• _Given task_
Gather the lines from the material that contain "pastel".

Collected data
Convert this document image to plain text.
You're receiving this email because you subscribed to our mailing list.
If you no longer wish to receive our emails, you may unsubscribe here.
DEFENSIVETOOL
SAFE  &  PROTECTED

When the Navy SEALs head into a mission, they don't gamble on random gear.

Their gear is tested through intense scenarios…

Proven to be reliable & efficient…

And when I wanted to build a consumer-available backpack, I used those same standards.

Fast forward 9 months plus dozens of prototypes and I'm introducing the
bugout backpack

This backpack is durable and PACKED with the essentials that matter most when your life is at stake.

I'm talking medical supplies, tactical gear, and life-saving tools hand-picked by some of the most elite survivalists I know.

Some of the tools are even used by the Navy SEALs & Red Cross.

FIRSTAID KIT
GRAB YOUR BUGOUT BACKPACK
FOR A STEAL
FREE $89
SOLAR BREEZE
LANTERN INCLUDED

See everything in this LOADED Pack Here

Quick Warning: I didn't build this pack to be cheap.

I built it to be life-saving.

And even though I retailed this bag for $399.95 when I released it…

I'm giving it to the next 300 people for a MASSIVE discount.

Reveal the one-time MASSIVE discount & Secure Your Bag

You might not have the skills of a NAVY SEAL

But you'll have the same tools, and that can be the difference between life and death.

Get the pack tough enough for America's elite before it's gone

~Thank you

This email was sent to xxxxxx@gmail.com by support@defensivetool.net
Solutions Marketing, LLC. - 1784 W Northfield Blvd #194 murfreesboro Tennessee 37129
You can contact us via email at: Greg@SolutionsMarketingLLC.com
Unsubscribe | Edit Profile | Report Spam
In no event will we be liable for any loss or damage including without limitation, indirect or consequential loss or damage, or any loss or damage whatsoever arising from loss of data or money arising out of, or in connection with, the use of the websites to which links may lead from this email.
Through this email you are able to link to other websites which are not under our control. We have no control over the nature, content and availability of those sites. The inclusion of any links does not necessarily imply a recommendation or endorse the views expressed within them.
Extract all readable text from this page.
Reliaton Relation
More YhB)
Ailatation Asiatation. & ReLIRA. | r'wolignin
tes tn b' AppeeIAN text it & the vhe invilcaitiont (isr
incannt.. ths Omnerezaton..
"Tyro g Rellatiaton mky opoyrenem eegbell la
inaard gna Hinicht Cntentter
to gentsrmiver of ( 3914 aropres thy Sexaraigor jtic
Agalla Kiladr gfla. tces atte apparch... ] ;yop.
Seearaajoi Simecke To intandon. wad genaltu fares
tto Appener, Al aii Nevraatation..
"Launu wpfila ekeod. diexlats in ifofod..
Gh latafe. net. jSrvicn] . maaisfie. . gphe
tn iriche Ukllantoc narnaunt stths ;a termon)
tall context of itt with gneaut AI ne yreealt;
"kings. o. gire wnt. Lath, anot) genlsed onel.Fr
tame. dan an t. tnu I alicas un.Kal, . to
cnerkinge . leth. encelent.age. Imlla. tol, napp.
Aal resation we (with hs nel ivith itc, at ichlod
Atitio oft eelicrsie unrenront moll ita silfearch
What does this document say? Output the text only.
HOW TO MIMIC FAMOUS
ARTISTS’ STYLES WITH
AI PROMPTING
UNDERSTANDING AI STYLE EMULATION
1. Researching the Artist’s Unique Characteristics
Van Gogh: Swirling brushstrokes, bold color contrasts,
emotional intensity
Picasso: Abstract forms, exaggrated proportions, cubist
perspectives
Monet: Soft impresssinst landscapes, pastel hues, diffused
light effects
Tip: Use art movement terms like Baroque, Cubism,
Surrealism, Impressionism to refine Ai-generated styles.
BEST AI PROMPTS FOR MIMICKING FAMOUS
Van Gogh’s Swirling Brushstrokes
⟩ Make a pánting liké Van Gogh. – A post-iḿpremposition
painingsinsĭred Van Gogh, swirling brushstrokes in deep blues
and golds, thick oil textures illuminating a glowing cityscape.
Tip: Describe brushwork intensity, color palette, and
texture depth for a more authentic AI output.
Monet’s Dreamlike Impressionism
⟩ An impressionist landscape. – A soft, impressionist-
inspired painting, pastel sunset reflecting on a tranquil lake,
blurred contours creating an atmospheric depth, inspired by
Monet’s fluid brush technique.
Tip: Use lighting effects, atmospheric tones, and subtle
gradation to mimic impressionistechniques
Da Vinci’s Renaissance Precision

• _The response_
Monet: Soft impresssinst landscapes, pastel hues, diffused
inspired painting, pastel sunset reflecting on a tranquil lake,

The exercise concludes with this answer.